*** Text segment ***

Start-Up Founders Look Beyond the Usual Options of Selling or Going Public
November 21, 2013 Leave a comment
NOVEMBER 19, 2013, 1:01 PM
Start-Up Founders Look Beyond the Usual Options of Selling or Going Public
Successful tech entrepreneurs eventually face a choice, known in Silicon Valley as an exit: either sell their start-ups to bigger companies or take them public. As we wrote on Monday, that decision can be painful and personal. And like Snapchat’s rejection of Facebook’s billion-dollar offer, it is often a high-stakes bet. But some entrepreneurs are seeking other options beyond the traditional two, inspired partly by the stories of start-ups that rebuffed buyout offers or regretted taking them. Below are entrepreneurs’ experiences, in their own words, as told to Nick Wingfield, Jenna Wortham, Brian X. Chen, Nick Bilton and Claire Cain Miller.Some companies, like Warby Parker, the eyeglass e-commerce company, are considering new paths to liquidity, like letting early employees sell shares to new investors or recapitalizing the company to pay back early investors.
“Our investors have used the phrase, if you pick up every piece of gold on the path, you’ll never get to the end of the rainbow,” said Neil Blumenthal, a Warby founder.
Other entrepreneurs want their company to stay small enough that they can always run it, without selling to others, which they achieve by financing it themselves.
When Loren Brichter sold his app, Tweetie, to Twitter, he had doubts about working for a bigger company. He is back to running his own start-up, Atebits, which makes the iPhone game Letterpress, and plans to keep it small so he can always own it himself.
“My ideal business is one that you can bootstrap and grow organically,” Mr. Brichter said. “Technology is cheap and if you set things up right, computers can do most of the work.”
Remaining independent gives entrepreneurs the freedom to carry out their own vision for the company, without answering to anyone else.
John Casasanta, the founder of Tap Tap Tap, which makes Camera+, a photography iPhone app, rejected offers in the tens of millions of dollars from Google and other companies, and said selling would have stalled the project.
“We’re pretty much in the middle of where I want to be,” he said. “I really want to make this thing the biggest camera app ever.”
Other entrepreneurs who sold too early say they wish they had made the decision not to sell.
Andrew Dreskin, co-founder of TicketWeb, a Web-based ticketing company, sold to Ticketmaster in 2000 for $35.2 million and regrets it. Now he has a new start-up, Ticketfly, that competes with his old business at Ticketmaster.
“In retrospect, I realized we sold it too soon,” Mr. Dreskin said. “If we had held on, I have no doubt it could have been a multibillion-dollar public company today. But hindsight is 20/20.”
Yet the decision is not black and white. Sometimes entrepreneurs decide that merging with a bigger company makes it possible to achieve their goals.
Michele Serro started Doorsteps to help people navigate the journey of buying their first home. After a year, when she got an inquiry from Move, a large real estate company, she decided that selling her start-up would give her the time and resources to do what she wanted from the start.
“I had to figure out what I was trying to do,” she said. “Can I be more successful with someone else or not? Once I had a company with a shared vision, I was like, ‘we’re going to do this.’ ”
Other times, founders decide they are not passionate enough about their venture to continue.
Six months after Dan Shapiro started Sparkbuy, a comparison shopping service, Google wanted to buy it. He agreed to the deal because it would allow him to finance his retirement and because he wasn’t “jumping-up-and-down excited” about the business. Instead, he found an idea that intrigued him more — Robot Turtles, a whimsical board game intended to teach computer programming to preschoolers.
“That was a crazy risk and a bizarre thing that would never have in a million years happened if I was grinding at a start-up,” Mr. Shapiro said.

*** End of Text segment ***
*** Source material ***

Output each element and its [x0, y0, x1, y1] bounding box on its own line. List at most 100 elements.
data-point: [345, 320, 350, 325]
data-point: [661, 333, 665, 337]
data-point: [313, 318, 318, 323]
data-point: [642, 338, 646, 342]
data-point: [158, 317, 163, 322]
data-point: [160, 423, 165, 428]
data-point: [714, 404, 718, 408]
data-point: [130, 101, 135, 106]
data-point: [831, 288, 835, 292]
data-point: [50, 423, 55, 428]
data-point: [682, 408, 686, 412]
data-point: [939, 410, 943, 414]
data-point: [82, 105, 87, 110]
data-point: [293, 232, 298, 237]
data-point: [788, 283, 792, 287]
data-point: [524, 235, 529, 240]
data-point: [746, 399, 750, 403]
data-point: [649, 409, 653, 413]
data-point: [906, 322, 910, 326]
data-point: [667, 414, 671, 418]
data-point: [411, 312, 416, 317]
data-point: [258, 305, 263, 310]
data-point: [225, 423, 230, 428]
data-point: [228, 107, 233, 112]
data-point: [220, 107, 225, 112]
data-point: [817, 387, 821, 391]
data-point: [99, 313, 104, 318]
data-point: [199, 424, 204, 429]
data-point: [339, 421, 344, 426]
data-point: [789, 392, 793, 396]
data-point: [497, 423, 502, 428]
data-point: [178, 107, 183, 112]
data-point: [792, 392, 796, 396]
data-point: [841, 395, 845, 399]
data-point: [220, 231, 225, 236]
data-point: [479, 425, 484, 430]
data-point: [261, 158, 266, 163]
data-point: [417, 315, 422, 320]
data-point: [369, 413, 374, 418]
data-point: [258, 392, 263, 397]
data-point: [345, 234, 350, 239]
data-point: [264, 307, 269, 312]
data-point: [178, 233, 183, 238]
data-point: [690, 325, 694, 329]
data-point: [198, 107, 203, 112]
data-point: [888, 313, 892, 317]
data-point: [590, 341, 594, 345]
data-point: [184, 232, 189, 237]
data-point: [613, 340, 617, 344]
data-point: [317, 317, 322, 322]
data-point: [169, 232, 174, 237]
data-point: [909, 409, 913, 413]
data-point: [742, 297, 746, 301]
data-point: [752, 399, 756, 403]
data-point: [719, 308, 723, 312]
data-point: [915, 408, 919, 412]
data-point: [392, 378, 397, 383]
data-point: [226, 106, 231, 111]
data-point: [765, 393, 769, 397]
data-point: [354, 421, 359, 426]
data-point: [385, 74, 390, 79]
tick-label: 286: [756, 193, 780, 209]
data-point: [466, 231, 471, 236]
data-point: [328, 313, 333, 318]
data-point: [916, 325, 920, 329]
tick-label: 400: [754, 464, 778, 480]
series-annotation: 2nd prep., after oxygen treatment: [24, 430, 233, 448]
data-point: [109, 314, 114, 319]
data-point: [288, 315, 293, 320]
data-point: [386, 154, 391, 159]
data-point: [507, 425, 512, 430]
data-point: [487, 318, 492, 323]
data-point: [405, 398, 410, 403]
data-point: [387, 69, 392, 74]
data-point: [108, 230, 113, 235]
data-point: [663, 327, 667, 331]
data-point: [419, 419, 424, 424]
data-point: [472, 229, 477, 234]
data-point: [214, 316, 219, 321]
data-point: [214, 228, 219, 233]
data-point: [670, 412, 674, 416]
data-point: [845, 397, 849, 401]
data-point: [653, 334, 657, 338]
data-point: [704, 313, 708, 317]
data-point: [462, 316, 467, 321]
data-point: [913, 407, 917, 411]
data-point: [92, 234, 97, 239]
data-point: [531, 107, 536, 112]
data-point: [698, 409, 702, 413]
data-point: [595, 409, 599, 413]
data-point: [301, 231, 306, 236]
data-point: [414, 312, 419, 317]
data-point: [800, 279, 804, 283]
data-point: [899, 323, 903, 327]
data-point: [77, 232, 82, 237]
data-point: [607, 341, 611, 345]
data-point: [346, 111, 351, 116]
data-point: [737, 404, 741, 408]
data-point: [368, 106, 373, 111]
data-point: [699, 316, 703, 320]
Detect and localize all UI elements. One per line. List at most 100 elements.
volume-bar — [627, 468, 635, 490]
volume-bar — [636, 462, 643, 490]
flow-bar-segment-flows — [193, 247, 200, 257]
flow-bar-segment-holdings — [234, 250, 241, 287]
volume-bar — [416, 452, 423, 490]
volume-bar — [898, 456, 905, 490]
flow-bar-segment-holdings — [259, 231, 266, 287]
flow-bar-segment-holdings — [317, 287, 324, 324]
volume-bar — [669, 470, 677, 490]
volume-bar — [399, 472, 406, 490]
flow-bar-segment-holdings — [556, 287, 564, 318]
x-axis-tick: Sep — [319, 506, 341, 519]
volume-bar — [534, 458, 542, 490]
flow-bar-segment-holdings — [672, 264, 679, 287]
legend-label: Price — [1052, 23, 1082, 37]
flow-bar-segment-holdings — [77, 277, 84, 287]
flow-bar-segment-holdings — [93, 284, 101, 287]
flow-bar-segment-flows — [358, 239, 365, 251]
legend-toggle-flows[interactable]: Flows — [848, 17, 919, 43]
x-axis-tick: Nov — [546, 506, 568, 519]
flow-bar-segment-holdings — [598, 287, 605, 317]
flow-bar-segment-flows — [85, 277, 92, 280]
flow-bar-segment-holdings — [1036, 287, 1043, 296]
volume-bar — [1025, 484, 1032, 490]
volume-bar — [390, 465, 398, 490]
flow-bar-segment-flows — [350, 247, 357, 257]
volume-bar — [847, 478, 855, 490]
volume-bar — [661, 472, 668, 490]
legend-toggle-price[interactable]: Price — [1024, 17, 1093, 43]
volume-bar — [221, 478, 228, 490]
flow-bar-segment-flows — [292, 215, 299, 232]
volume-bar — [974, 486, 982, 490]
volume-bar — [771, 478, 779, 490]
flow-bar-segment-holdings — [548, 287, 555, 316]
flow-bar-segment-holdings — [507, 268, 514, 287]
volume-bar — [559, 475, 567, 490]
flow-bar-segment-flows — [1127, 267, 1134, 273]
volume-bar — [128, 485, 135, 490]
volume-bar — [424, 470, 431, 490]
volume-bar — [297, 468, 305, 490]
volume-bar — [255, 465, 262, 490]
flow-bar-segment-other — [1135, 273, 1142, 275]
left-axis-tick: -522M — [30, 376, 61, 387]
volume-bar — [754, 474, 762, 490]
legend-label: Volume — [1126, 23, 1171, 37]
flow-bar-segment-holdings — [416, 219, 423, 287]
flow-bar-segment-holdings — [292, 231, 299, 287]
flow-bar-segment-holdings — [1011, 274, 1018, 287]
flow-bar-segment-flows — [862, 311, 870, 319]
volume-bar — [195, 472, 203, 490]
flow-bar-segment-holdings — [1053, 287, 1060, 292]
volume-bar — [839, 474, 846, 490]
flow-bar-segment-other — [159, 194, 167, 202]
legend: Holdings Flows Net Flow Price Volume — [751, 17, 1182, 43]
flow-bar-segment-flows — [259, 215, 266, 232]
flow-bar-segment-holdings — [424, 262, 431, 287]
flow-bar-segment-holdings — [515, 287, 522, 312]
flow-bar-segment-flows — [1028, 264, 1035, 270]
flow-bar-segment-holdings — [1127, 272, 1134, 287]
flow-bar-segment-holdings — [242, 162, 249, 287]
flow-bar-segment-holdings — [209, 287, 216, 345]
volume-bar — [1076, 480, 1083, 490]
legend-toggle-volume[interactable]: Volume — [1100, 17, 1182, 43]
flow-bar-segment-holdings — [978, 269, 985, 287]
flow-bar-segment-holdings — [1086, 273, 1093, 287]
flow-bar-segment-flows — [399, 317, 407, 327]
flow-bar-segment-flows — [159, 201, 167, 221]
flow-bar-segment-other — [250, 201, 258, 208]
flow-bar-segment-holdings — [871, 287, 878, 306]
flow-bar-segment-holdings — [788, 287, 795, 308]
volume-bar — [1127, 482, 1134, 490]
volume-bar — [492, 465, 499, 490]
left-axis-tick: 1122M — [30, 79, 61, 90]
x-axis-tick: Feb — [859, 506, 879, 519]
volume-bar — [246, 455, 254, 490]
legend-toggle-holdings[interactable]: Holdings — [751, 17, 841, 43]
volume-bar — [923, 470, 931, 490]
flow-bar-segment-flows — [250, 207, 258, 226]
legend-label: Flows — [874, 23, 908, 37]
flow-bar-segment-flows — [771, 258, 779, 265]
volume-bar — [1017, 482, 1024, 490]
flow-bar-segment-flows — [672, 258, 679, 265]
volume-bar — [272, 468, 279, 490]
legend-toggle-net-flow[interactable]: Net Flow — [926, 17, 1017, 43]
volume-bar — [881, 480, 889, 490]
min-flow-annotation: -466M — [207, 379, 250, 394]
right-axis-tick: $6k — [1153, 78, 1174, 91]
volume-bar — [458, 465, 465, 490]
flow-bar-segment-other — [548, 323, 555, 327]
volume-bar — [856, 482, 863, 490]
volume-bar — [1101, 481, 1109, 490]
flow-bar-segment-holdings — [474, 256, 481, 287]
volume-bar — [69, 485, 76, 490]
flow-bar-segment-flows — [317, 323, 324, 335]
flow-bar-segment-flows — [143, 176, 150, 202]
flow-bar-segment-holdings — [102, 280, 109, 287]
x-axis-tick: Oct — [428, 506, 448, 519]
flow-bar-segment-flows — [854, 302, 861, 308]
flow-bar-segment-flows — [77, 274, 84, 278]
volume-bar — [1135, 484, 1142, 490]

*** End of Source material ***

- _Questions_
a) Print the passage of the article on start-up founders from "When Loren Brichter" up to and including "stalled the project.".
b) In the article on start-up founders, what amount did Ticketmaster pay for TicketWeb in 2000?

- _Numbered answers_
a)
When Loren Brichter sold his app, Tweetie, to Twitter, he had doubts about working for a bigger company. He is back to running his own start-up, Atebits, which makes the iPhone game Letterpress, and plans to keep it small so he can always own it himself.
“My ideal business is one that you can bootstrap and grow organically,” Mr. Brichter said. “Technology is cheap and if you set things up right, computers can do most of the work.”
Remaining independent gives entrepreneurs the freedom to carry out their own vision for the company, without answering to anyone else.
John Casasanta, the founder of Tap Tap Tap, which makes Camera+, a photography iPhone app, rejected offers in the tens of millions of dollars from Google and other companies, and said selling would have stalled the project.

b) $35.2 million